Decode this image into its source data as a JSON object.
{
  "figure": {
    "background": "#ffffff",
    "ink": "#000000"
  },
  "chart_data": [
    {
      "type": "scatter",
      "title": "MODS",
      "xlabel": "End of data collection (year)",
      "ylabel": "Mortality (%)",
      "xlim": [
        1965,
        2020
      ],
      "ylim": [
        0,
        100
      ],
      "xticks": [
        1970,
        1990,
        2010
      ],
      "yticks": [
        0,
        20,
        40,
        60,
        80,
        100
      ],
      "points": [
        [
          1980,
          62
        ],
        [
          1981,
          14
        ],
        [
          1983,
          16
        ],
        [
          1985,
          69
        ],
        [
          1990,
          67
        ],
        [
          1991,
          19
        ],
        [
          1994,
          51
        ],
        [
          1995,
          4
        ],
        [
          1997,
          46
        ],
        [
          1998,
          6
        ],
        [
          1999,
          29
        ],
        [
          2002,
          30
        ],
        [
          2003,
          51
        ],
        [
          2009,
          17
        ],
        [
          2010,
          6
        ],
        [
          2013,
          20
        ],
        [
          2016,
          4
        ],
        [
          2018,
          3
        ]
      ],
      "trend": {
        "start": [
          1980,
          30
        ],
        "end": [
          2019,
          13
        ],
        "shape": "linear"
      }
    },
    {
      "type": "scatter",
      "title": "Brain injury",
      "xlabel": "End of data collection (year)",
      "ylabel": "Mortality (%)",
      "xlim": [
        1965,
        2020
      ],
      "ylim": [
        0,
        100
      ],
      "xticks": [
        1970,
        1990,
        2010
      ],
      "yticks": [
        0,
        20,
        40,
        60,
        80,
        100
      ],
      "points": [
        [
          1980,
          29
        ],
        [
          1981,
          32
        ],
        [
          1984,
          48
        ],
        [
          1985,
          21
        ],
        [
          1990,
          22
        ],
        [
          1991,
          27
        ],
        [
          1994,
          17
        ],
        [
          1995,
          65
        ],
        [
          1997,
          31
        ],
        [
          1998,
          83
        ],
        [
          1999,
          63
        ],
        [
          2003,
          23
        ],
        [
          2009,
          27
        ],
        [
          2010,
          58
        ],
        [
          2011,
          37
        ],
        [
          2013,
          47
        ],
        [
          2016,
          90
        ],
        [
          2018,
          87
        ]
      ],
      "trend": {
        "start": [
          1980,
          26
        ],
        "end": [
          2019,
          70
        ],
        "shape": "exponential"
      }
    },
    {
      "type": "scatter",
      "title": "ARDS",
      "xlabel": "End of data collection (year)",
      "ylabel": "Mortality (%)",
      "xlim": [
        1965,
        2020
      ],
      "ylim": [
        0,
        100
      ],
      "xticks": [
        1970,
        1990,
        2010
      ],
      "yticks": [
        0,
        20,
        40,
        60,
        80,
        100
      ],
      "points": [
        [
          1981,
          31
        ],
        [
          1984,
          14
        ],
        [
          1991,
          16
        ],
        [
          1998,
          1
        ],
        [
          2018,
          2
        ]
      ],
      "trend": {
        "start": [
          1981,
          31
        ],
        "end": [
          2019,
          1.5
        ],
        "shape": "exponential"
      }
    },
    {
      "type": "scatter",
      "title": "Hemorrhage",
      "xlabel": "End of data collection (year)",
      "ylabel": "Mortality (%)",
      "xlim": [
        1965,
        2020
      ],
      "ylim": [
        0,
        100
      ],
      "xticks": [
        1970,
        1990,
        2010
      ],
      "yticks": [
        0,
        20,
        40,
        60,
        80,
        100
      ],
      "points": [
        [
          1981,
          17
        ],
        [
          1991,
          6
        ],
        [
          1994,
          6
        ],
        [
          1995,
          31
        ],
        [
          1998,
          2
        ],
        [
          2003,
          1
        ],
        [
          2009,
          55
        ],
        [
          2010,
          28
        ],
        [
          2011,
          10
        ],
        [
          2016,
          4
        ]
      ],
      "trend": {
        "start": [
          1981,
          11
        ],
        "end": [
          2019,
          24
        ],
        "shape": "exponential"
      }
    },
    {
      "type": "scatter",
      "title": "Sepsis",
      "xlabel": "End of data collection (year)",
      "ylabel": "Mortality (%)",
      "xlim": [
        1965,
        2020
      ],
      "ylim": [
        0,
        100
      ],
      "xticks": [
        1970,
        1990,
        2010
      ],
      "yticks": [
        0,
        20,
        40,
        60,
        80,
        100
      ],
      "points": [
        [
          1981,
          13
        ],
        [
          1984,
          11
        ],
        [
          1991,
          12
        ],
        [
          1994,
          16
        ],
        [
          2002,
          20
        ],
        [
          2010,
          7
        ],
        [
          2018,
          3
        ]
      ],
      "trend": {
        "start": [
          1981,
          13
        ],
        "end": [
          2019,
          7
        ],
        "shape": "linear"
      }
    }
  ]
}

» **Exercise objective**: Using the listing above, pick out each line that contains the word "title", then copy it.

» **Answer to the exercise**:
      "title": "MODS",
      "title": "Brain injury",
      "title": "ARDS",
      "title": "Hemorrhage",
      "title": "Sepsis",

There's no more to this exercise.